Given problem A:
Answer these about the forum thread below:
(i) Which user says they are on a mission from God?
(ii) What does righter101 ask about a handrail for the stairs in their house?
(iii) How often does cda say the consulting fee can be sent?

─── Source excerpt

Answer: "Yes, He is watching over them.  In fact, He's sent me as his messenger to ensure his little lambs are safe, praise the Lord!"


----------



## FyrBldgGuy (Mar 2, 2011)

Church projects often have something similar.  My standard response is that I'm on a mission from God to ensure they don't get there any sooner then their supposed to.


----------



## cda (Mar 2, 2011)

Nnnnnnnnnnnnnn


----------



## cda (Mar 2, 2011)

"""You laugh - -but there's been a couple of times when I 've reprinted our threads for a building official, so they can see it bantered around, and know we've looked at it from multiple viewpoints.""""

Yikes

You can send my consultating fee quarterly,,  that will work for me


----------



## righter101 (Mar 2, 2011)

How does a handrail for stairs in my house affect public safety?


----------



## ewenme (Mar 2, 2011)

A couple that have been aimed at me:

"I"m going to have you fired."

──────
─── Data for this exercise

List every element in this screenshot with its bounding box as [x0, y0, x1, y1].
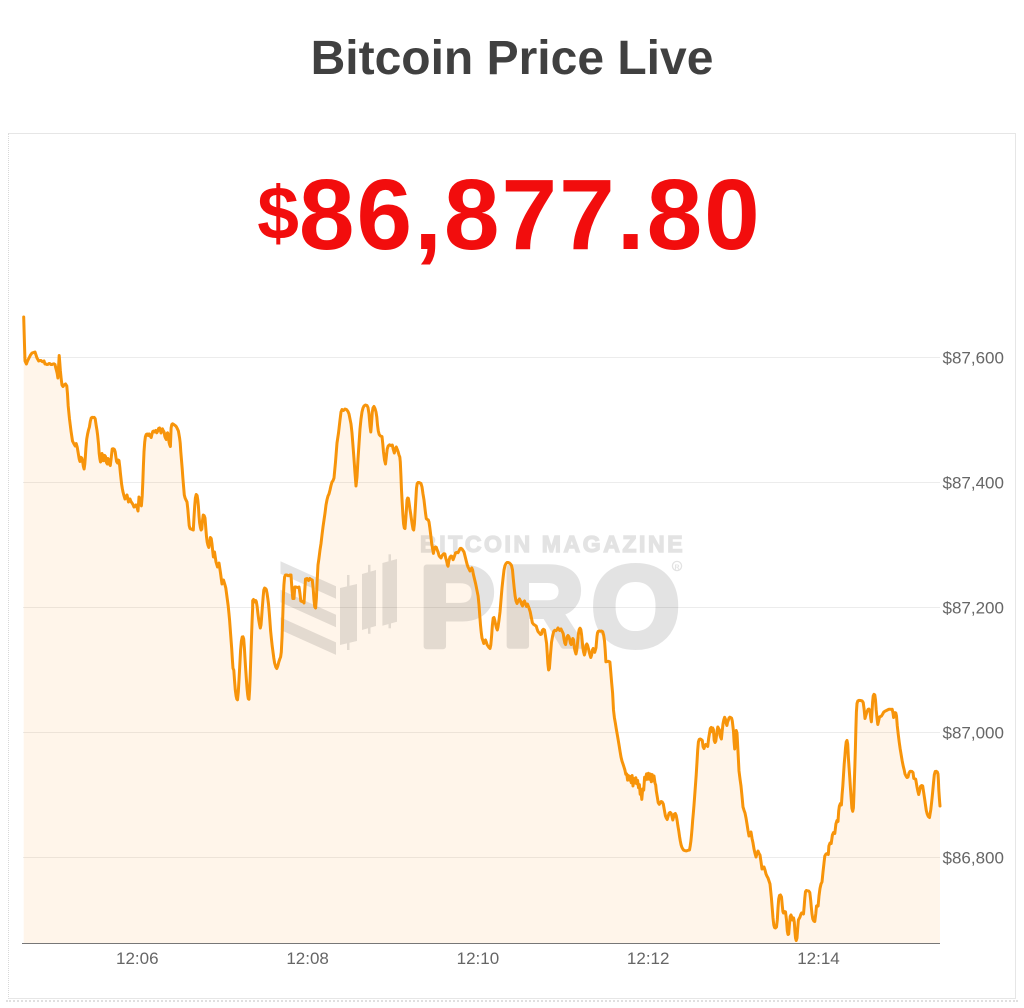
svg-text:12:12: 12:12 — [627, 949, 670, 968]
svg-text:12:10: 12:10 — [457, 949, 500, 968]
svg-text:$87,200: $87,200 — [943, 599, 1004, 618]
svg-text:$87,400: $87,400 — [943, 474, 1004, 493]
svg-text:$87,600: $87,600 — [943, 349, 1004, 368]
svg-text:$87,000: $87,000 — [943, 724, 1004, 743]
svg-text:PRO: PRO — [419, 544, 687, 671]
svg-text:$86,800: $86,800 — [943, 849, 1004, 868]
svg-text:12:06: 12:06 — [116, 949, 159, 968]
svg-text:R: R — [674, 564, 679, 571]
svg-text:12:14: 12:14 — [797, 949, 840, 968]
svg-text:12:08: 12:08 — [286, 949, 329, 968]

──────

Given problem B:
From the records, extract the lines between the line holding "svg-text:12:12: 12:12 — [627, 949, 670, 968]" and the line holding "svg-text:$87,600: $87,600 —", inclusive, and repeat them exactly.

Full solution A:
(i) FyrBldgGuy
(ii) How it affects public safety.
(iii) Quarterly.

Full solution B:
svg-text:12:12: 12:12 — [627, 949, 670, 968]
svg-text:12:10: 12:10 — [457, 949, 500, 968]
svg-text:$87,200: $87,200 — [943, 599, 1004, 618]
svg-text:$87,400: $87,400 — [943, 474, 1004, 493]
svg-text:$87,600: $87,600 — [943, 349, 1004, 368]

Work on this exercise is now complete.